Task statement: Search the listing below for the string "name" and copy every line where it occurs.

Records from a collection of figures
+++

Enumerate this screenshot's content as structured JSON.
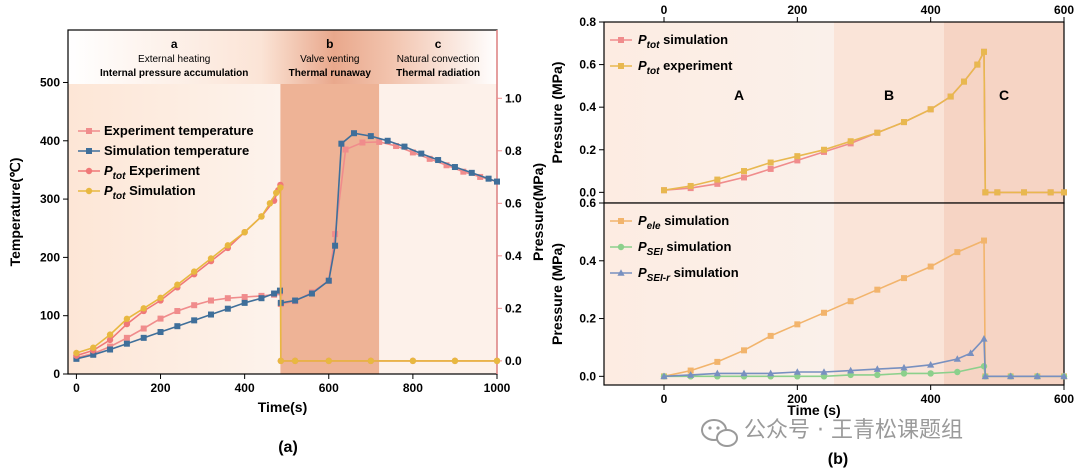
{
  "chart_data": [
    {
      "id": "a",
      "type": "line",
      "panel_label": "(a)",
      "xlabel": "Time(s)",
      "ylabel": "Temperature(℃)",
      "y2label": "Pressure(MPa)",
      "xlim": [
        -20,
        1000
      ],
      "ylim": [
        0,
        590
      ],
      "y2lim": [
        -0.05,
        1.26
      ],
      "xticks": [
        0,
        200,
        400,
        600,
        800,
        1000
      ],
      "yticks": [
        0,
        100,
        200,
        300,
        400,
        500
      ],
      "y2ticks": [
        0.0,
        0.2,
        0.4,
        0.6,
        0.8,
        1.0
      ],
      "regions": [
        {
          "letter": "a",
          "line1": "External heating",
          "line2": "Internal pressure accumulation",
          "x0": -20,
          "x1": 485
        },
        {
          "letter": "b",
          "line1": "Valve venting",
          "line2": "Thermal runaway",
          "x0": 485,
          "x1": 720
        },
        {
          "letter": "c",
          "line1": "Natural convection",
          "line2": "Thermal radiation",
          "x0": 720,
          "x1": 1000
        }
      ],
      "series": [
        {
          "name": "Experiment temperature",
          "axis": "left",
          "color": "#f08c8c",
          "marker": "square",
          "x": [
            0,
            40,
            80,
            120,
            160,
            200,
            240,
            280,
            320,
            360,
            400,
            440,
            470,
            484,
            486,
            520,
            560,
            600,
            615,
            640,
            680,
            720,
            760,
            800,
            840,
            880,
            920,
            960,
            1000
          ],
          "y": [
            28,
            35,
            47,
            62,
            78,
            95,
            108,
            118,
            126,
            130,
            132,
            134,
            136,
            140,
            120,
            125,
            140,
            160,
            240,
            385,
            397,
            398,
            391,
            380,
            369,
            358,
            347,
            338,
            330
          ]
        },
        {
          "name": "Simulation temperature",
          "axis": "left",
          "color": "#3f6f9a",
          "marker": "square",
          "x": [
            0,
            40,
            80,
            120,
            160,
            200,
            240,
            280,
            320,
            360,
            400,
            440,
            470,
            484,
            486,
            520,
            560,
            600,
            615,
            630,
            660,
            700,
            740,
            780,
            820,
            860,
            900,
            940,
            980,
            1000
          ],
          "y": [
            26,
            33,
            42,
            52,
            62,
            72,
            82,
            92,
            102,
            112,
            122,
            130,
            138,
            143,
            122,
            126,
            138,
            160,
            220,
            395,
            413,
            408,
            400,
            390,
            378,
            367,
            355,
            345,
            335,
            330
          ]
        },
        {
          "name": "P_tot Experiment",
          "axis": "right",
          "color": "#f07878",
          "marker": "circle",
          "x": [
            0,
            40,
            80,
            120,
            160,
            200,
            240,
            280,
            320,
            360,
            400,
            440,
            470,
            480,
            485,
            486,
            520,
            600,
            700,
            800,
            900,
            1000
          ],
          "y": [
            0.02,
            0.04,
            0.08,
            0.14,
            0.19,
            0.23,
            0.28,
            0.33,
            0.38,
            0.43,
            0.49,
            0.55,
            0.61,
            0.65,
            0.67,
            0.0,
            0.0,
            0.0,
            0.0,
            0.0,
            0.0,
            0.0
          ]
        },
        {
          "name": "P_tot Simulation",
          "axis": "right",
          "color": "#e8b840",
          "marker": "circle",
          "x": [
            0,
            40,
            80,
            120,
            160,
            200,
            240,
            280,
            320,
            360,
            400,
            440,
            460,
            475,
            485,
            486,
            520,
            600,
            700,
            800,
            900,
            1000
          ],
          "y": [
            0.03,
            0.05,
            0.1,
            0.16,
            0.2,
            0.24,
            0.29,
            0.34,
            0.39,
            0.44,
            0.49,
            0.55,
            0.6,
            0.64,
            0.66,
            0.0,
            0.0,
            0.0,
            0.0,
            0.0,
            0.0,
            0.0
          ]
        }
      ]
    },
    {
      "id": "b_top",
      "type": "line",
      "ylabel": "Pressure (MPa)",
      "xlim": [
        -90,
        600
      ],
      "ylim": [
        -0.05,
        0.8
      ],
      "xticks": [
        0,
        200,
        400,
        600
      ],
      "yticks": [
        0.0,
        0.2,
        0.4,
        0.6,
        0.8
      ],
      "regions": [
        {
          "letter": "A",
          "x0": -90,
          "x1": 255
        },
        {
          "letter": "B",
          "x0": 255,
          "x1": 420
        },
        {
          "letter": "C",
          "x0": 420,
          "x1": 600
        }
      ],
      "series": [
        {
          "name": "P_tot simulation",
          "color": "#f08c8c",
          "marker": "square",
          "x": [
            0,
            40,
            80,
            120,
            160,
            200,
            240,
            280,
            320,
            360,
            400,
            430,
            450,
            470,
            480,
            482,
            500,
            540,
            580,
            600
          ],
          "y": [
            0.01,
            0.02,
            0.04,
            0.07,
            0.11,
            0.15,
            0.19,
            0.23,
            0.28,
            0.33,
            0.39,
            0.45,
            0.52,
            0.6,
            0.66,
            0.0,
            0.0,
            0.0,
            0.0,
            0.0
          ]
        },
        {
          "name": "P_tot experiment",
          "color": "#e8b850",
          "marker": "square",
          "x": [
            0,
            40,
            80,
            120,
            160,
            200,
            240,
            280,
            320,
            360,
            400,
            430,
            450,
            470,
            480,
            482,
            500,
            540,
            580,
            600
          ],
          "y": [
            0.01,
            0.03,
            0.06,
            0.1,
            0.14,
            0.17,
            0.2,
            0.24,
            0.28,
            0.33,
            0.39,
            0.45,
            0.52,
            0.6,
            0.66,
            0.0,
            0.0,
            0.0,
            0.0,
            0.0
          ]
        }
      ]
    },
    {
      "id": "b_bottom",
      "type": "line",
      "panel_label": "(b)",
      "xlabel": "Time (s)",
      "ylabel": "Pressure (MPa)",
      "xlim": [
        -90,
        600
      ],
      "ylim": [
        -0.03,
        0.6
      ],
      "xticks": [
        0,
        200,
        400,
        600
      ],
      "yticks": [
        0.0,
        0.2,
        0.4,
        0.6
      ],
      "regions": [
        {
          "x0": -90,
          "x1": 255
        },
        {
          "x0": 255,
          "x1": 420
        },
        {
          "x0": 420,
          "x1": 600
        }
      ],
      "series": [
        {
          "name": "P_ele simulation",
          "color": "#f2b46c",
          "marker": "square",
          "x": [
            0,
            40,
            80,
            120,
            160,
            200,
            240,
            280,
            320,
            360,
            400,
            440,
            480,
            482,
            520,
            560,
            600
          ],
          "y": [
            0.0,
            0.02,
            0.05,
            0.09,
            0.14,
            0.18,
            0.22,
            0.26,
            0.3,
            0.34,
            0.38,
            0.43,
            0.47,
            0.0,
            0.0,
            0.0,
            0.0
          ]
        },
        {
          "name": "P_SEI simulation",
          "color": "#8cd08c",
          "marker": "circle",
          "x": [
            0,
            40,
            80,
            120,
            160,
            200,
            240,
            280,
            320,
            360,
            400,
            440,
            480,
            482,
            520,
            560,
            600
          ],
          "y": [
            0.0,
            0.0,
            0.0,
            0.0,
            0.0,
            0.0,
            0.0,
            0.005,
            0.005,
            0.01,
            0.01,
            0.015,
            0.035,
            0.0,
            0.0,
            0.0,
            0.0
          ]
        },
        {
          "name": "P_SEI-r simulation",
          "color": "#7890c0",
          "marker": "triangle",
          "x": [
            0,
            40,
            80,
            120,
            160,
            200,
            240,
            280,
            320,
            360,
            400,
            440,
            460,
            480,
            482,
            520,
            560,
            600
          ],
          "y": [
            0.0,
            0.005,
            0.01,
            0.01,
            0.01,
            0.015,
            0.015,
            0.02,
            0.025,
            0.03,
            0.04,
            0.06,
            0.08,
            0.13,
            0.0,
            0.0,
            0.0,
            0.0
          ]
        }
      ]
    }
  ],
  "legend_a": [
    {
      "base": "Experiment temperature",
      "sub": "",
      "tail": ""
    },
    {
      "base": "Simulation temperature",
      "sub": "",
      "tail": ""
    },
    {
      "base": "P",
      "sub": "tot",
      "tail": " Experiment"
    },
    {
      "base": "P",
      "sub": "tot",
      "tail": " Simulation"
    }
  ],
  "legend_b_top": [
    {
      "base": "P",
      "sub": "tot",
      "tail": " simulation"
    },
    {
      "base": "P",
      "sub": "tot",
      "tail": " experiment"
    }
  ],
  "legend_b_bottom": [
    {
      "base": "P",
      "sub": "ele",
      "tail": " simulation"
    },
    {
      "base": "P",
      "sub": "SEI",
      "tail": " simulation"
    },
    {
      "base": "P",
      "sub": "SEI-r",
      "tail": " simulation"
    }
  ],
  "watermark": "公众号 · 王青松课题组"
}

+++

Completed exercise:
          "name": "Experiment temperature",
          "name": "Simulation temperature",
          "name": "P_tot Experiment",
          "name": "P_tot Simulation",
          "name": "P_tot simulation",
          "name": "P_tot experiment",
          "name": "P_ele simulation",
          "name": "P_SEI simulation",
          "name": "P_SEI-r simulation",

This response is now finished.